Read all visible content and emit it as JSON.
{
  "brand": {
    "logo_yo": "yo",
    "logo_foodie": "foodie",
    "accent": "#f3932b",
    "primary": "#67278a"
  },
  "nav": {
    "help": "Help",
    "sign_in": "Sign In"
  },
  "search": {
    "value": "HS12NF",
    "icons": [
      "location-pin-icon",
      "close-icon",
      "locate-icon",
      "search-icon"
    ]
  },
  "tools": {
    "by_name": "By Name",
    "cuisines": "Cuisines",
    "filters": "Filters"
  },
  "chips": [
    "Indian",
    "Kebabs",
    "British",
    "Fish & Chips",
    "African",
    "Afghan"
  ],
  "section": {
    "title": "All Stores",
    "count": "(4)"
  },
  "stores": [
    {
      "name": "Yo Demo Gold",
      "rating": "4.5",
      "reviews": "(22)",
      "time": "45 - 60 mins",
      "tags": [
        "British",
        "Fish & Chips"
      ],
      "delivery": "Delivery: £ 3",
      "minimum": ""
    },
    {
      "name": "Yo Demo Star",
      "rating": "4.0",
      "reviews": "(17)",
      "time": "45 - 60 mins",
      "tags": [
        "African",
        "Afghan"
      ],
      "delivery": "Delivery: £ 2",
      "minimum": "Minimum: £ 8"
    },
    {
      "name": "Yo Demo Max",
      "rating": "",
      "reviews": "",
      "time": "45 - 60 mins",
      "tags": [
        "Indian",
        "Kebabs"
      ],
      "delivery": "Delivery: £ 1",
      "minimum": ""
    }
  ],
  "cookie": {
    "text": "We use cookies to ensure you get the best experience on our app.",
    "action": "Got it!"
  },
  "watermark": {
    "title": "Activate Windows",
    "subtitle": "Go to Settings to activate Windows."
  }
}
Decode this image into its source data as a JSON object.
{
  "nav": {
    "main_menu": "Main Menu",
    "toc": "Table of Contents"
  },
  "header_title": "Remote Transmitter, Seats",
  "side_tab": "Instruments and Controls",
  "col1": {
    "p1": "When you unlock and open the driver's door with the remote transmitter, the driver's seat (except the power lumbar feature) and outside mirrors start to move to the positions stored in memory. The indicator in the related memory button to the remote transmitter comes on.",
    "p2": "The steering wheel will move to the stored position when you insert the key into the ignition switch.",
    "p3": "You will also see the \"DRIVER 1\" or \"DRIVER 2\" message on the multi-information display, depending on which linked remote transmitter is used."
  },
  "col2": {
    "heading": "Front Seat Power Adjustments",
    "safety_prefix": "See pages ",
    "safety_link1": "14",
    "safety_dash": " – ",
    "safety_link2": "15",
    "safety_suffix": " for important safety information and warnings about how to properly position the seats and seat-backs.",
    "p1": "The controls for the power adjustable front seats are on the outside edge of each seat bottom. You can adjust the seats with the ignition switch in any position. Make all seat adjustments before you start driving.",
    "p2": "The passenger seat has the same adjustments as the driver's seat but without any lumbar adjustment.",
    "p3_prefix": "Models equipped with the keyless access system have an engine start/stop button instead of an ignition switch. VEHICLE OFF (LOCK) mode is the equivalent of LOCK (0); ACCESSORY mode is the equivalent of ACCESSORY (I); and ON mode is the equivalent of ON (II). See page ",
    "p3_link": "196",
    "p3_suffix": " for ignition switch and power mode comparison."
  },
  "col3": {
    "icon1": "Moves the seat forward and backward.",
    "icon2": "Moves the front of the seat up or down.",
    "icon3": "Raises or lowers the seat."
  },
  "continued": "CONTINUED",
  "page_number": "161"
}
+--
The problem:
Every record shown above must be echoed exactly.

Full answer:
Read all visible content and emit it as JSON.
{
  "brand": {
    "logo_yo": "yo",
    "logo_foodie": "foodie",
    "accent": "#f3932b",
    "primary": "#67278a"
  },
  "nav": {
    "help": "Help",
    "sign_in": "Sign In"
  },
  "search": {
    "value": "HS12NF",
    "icons": [
      "location-pin-icon",
      "close-icon",
      "locate-icon",
      "search-icon"
    ]
  },
  "tools": {
    "by_name": "By Name",
    "cuisines": "Cuisines",
    "filters": "Filters"
  },
  "chips": [
    "Indian",
    "Kebabs",
    "British",
    "Fish & Chips",
    "African",
    "Afghan"
  ],
  "section": {
    "title": "All Stores",
    "count": "(4)"
  },
  "stores": [
    {
      "name": "Yo Demo Gold",
      "rating": "4.5",
      "reviews": "(22)",
      "time": "45 - 60 mins",
      "tags": [
        "British",
        "Fish & Chips"
      ],
      "delivery": "Delivery: £ 3",
      "minimum": ""
    },
    {
      "name": "Yo Demo Star",
      "rating": "4.0",
      "reviews": "(17)",
      "time": "45 - 60 mins",
      "tags": [
        "African",
        "Afghan"
      ],
      "delivery": "Delivery: £ 2",
      "minimum": "Minimum: £ 8"
    },
    {
      "name": "Yo Demo Max",
      "rating": "",
      "reviews": "",
      "time": "45 - 60 mins",
      "tags": [
        "Indian",
        "Kebabs"
      ],
      "delivery": "Delivery: £ 1",
      "minimum": ""
    }
  ],
  "cookie": {
    "text": "We use cookies to ensure you get the best experience on our app.",
    "action": "Got it!"
  },
  "watermark": {
    "title": "Activate Windows",
    "subtitle": "Go to Settings to activate Windows."
  }
}
Decode this image into its source data as a JSON object.
{
  "nav": {
    "main_menu": "Main Menu",
    "toc": "Table of Contents"
  },
  "header_title": "Remote Transmitter, Seats",
  "side_tab": "Instruments and Controls",
  "col1": {
    "p1": "When you unlock and open the driver's door with the remote transmitter, the driver's seat (except the power lumbar feature) and outside mirrors start to move to the positions stored in memory. The indicator in the related memory button to the remote transmitter comes on.",
    "p2": "The steering wheel will move to the stored position when you insert the key into the ignition switch.",
    "p3": "You will also see the \"DRIVER 1\" or \"DRIVER 2\" message on the multi-information display, depending on which linked remote transmitter is used."
  },
  "col2": {
    "heading": "Front Seat Power Adjustments",
    "safety_prefix": "See pages ",
    "safety_link1": "14",
    "safety_dash": " – ",
    "safety_link2": "15",
    "safety_suffix": " for important safety information and warnings about how to properly position the seats and seat-backs.",
    "p1": "The controls for the power adjustable front seats are on the outside edge of each seat bottom. You can adjust the seats with the ignition switch in any position. Make all seat adjustments before you start driving.",
    "p2": "The passenger seat has the same adjustments as the driver's seat but without any lumbar adjustment.",
    "p3_prefix": "Models equipped with the keyless access system have an engine start/stop button instead of an ignition switch. VEHICLE OFF (LOCK) mode is the equivalent of LOCK (0); ACCESSORY mode is the equivalent of ACCESSORY (I); and ON mode is the equivalent of ON (II). See page ",
    "p3_link": "196",
    "p3_suffix": " for ignition switch and power mode comparison."
  },
  "col3": {
    "icon1": "Moves the seat forward and backward.",
    "icon2": "Moves the front of the seat up or down.",
    "icon3": "Raises or lowers the seat."
  },
  "continued": "CONTINUED",
  "page_number": "161"
}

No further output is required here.